- Directions -
Count the lines containing "décret" in the entries underneath, and state that count without anything else.
-- Source data start --
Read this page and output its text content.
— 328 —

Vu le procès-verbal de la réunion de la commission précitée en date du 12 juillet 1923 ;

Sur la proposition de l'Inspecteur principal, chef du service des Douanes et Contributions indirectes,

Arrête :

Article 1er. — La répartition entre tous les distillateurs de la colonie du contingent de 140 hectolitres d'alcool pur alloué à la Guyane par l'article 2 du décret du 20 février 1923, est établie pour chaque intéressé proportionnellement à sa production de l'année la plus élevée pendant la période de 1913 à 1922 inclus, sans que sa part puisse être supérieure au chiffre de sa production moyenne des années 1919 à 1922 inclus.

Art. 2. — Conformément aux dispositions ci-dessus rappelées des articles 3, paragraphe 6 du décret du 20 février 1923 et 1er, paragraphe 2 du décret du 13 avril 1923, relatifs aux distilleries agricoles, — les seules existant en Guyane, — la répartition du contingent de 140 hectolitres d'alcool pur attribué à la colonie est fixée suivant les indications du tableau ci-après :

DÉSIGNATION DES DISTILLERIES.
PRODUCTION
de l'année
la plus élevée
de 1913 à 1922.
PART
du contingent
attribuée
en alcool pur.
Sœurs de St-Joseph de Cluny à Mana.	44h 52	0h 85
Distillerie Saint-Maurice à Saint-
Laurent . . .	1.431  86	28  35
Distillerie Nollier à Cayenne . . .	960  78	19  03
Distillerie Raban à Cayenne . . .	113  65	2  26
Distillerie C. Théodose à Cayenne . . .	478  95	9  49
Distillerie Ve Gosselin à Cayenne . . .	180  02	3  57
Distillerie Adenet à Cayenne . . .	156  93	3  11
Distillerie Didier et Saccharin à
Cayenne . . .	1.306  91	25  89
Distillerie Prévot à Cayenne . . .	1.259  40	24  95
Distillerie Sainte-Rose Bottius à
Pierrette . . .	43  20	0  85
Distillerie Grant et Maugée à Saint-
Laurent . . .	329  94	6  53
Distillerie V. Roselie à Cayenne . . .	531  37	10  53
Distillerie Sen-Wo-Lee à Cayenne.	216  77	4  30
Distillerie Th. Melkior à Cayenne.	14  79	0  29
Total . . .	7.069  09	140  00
-- Source data end --
- Worked solution -
2